▶ TASK INSTRUCTIONS
Below are some records. Pull every line that contains the word "尝遍苦寒".

═══ MATERIAL TO PROCESS

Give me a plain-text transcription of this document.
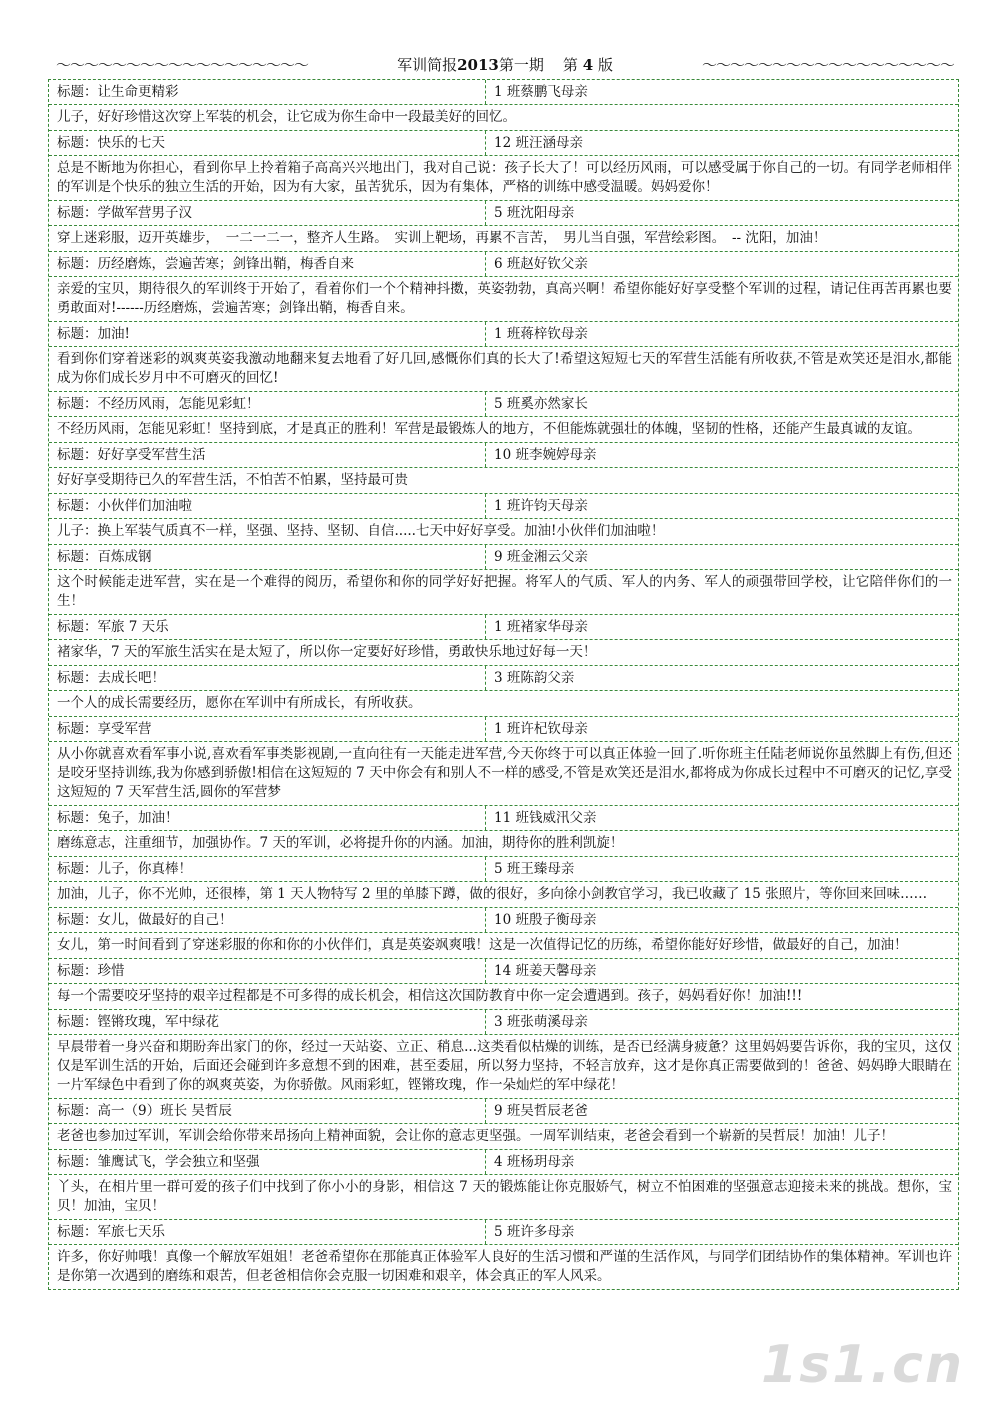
～～～～～～～～～～～～～～～～～～	军训简报2013第一期 第 4 版	～～～～～～～～～～～～～～～～～～
标题：让生命更精彩	1 班蔡鹏飞母亲
儿子，好好珍惜这次穿上军装的机会，让它成为你生命中一段最美好的回忆。
标题：快乐的七天	12 班汪涵母亲
总是不断地为你担心，看到你早上拎着箱子高高兴兴地出门，我对自己说：孩子长大了！可以经历风雨，可以感受属于你自己的一切。有同学老师相伴的军训是个快乐的独立生活的开始，因为有大家，虽苦犹乐，因为有集体，严格的训练中感受温暖。妈妈爱你！
标题：学做军营男子汉	5 班沈阳母亲
穿上迷彩服，迈开英雄步，　一二一二一，整齐人生路。　实训上靶场，再累不言苦，　男儿当自强，军营绘彩图。　-- 沈阳，加油！
标题：历经磨炼，尝遍苦寒；剑锋出鞘，梅香自来	6 班赵好钦父亲
亲爱的宝贝，期待很久的军训终于开始了，看着你们一个个精神抖擞，英姿勃勃，真高兴啊！希望你能好好享受整个军训的过程，请记住再苦再累也要勇敢面对!------历经磨炼，尝遍苦寒；剑锋出鞘，梅香自来。
标题：加油!	1 班蒋梓钦母亲
看到你们穿着迷彩的飒爽英姿我激动地翻来复去地看了好几回,感慨你们真的长大了!希望这短短七天的军营生活能有所收获,不管是欢笑还是泪水,都能成为你们成长岁月中不可磨灭的回忆!
标题：不经历风雨，怎能见彩虹！	5 班奚亦然家长
不经历风雨，怎能见彩虹！坚持到底，才是真正的胜利！军营是最锻炼人的地方，不但能炼就强壮的体魄，坚韧的性格，还能产生最真诚的友谊。
标题：好好享受军营生活	10 班李婉婷母亲
好好享受期待已久的军营生活，不怕苦不怕累，坚持最可贵
标题：小伙伴们加油啦	1 班许钧天母亲
儿子：换上军装气质真不一样，坚强、坚持、坚韧、自信.....七天中好好享受。加油!小伙伴们加油啦！
标题：百炼成钢	9 班金湘云父亲
这个时候能走进军营，实在是一个难得的阅历，希望你和你的同学好好把握。将军人的气质、军人的内务、军人的顽强带回学校，让它陪伴你们的一生！
标题：军旅 7 天乐	1 班褚家华母亲
褚家华，7 天的军旅生活实在是太短了，所以你一定要好好珍惜，勇敢快乐地过好每一天！
标题：去成长吧！	3 班陈韵父亲
一个人的成长需要经历，愿你在军训中有所成长，有所收获。
标题：享受军营	1 班许杞钦母亲
从小你就喜欢看军事小说,喜欢看军事类影视剧,一直向往有一天能走进军营,今天你终于可以真正体验一回了.听你班主任陆老师说你虽然脚上有伤,但还是咬牙坚持训练,我为你感到骄傲!相信在这短短的 7 天中你会有和别人不一样的感受,不管是欢笑还是泪水,都将成为你成长过程中不可磨灭的记忆,享受这短短的 7 天军营生活,圆你的军营梦
标题：兔子，加油！	11 班钱威汛父亲
磨练意志，注重细节，加强协作。7 天的军训，必将提升你的内涵。加油，期待你的胜利凯旋！
标题：儿子，你真棒！	5 班王臻母亲
加油，儿子，你不光帅，还很棒，第 1 天人物特写 2 里的单膝下蹲，做的很好，多向徐小剑教官学习，我已收藏了 15 张照片，等你回来回味……
标题：女儿，做最好的自己！	10 班殷子衡母亲
女儿，第一时间看到了穿迷彩服的你和你的小伙伴们，真是英姿飒爽哦！这是一次值得记忆的历练，希望你能好好珍惜，做最好的自己，加油！
标题：珍惜	14 班姜天馨母亲
每一个需要咬牙坚持的艰辛过程都是不可多得的成长机会，相信这次国防教育中你一定会遭遇到。孩子，妈妈看好你！加油!!!
标题：铿锵玫瑰，军中绿花	3 班张萌溪母亲
早晨带着一身兴奋和期盼奔出家门的你，经过一天站姿、立正、稍息...这类看似枯燥的训练，是否已经满身疲惫？这里妈妈要告诉你，我的宝贝，这仅仅是军训生活的开始，后面还会碰到许多意想不到的困难，甚至委屈，所以努力坚持，不轻言放弃，这才是你真正需要做到的！爸爸、妈妈睁大眼睛在一片军绿色中看到了你的飒爽英姿，为你骄傲。风雨彩虹，铿锵玫瑰，作一朵灿烂的军中绿花！
标题：高一（9）班长 吴哲辰	9 班吴哲辰老爸
老爸也参加过军训，军训会给你带来昂扬向上精神面貌，会让你的意志更坚强。一周军训结束，老爸会看到一个崭新的吴哲辰！加油！儿子！
标题：雏鹰试飞，学会独立和坚强	4 班杨玥母亲
丫头，在相片里一群可爱的孩子们中找到了你小小的身影，相信这 7 天的锻炼能让你克服娇气，树立不怕困难的坚强意志迎接未来的挑战。想你，宝贝！加油，宝贝！
标题：军旅七天乐	5 班许多母亲
许多，你好帅哦！真像一个解放军姐姐！老爸希望你在那能真正体验军人良好的生活习惯和严谨的生活作风，与同学们团结协作的集体精神。军训也许是你第一次遇到的磨练和艰苦，但老爸相信你会克服一切困难和艰辛，体会真正的军人风采。
1s1.cn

══════

▶ ANSWER
标题：历经磨炼，尝遍苦寒；剑锋出鞘，梅香自来	6 班赵好钦父亲
亲爱的宝贝，期待很久的军训终于开始了，看着你们一个个精神抖擞，英姿勃勃，真高兴啊！希望你能好好享受整个军训的过程，请记住再苦再累也要勇敢面对!------历经磨炼，尝遍苦寒；剑锋出鞘，梅香自来。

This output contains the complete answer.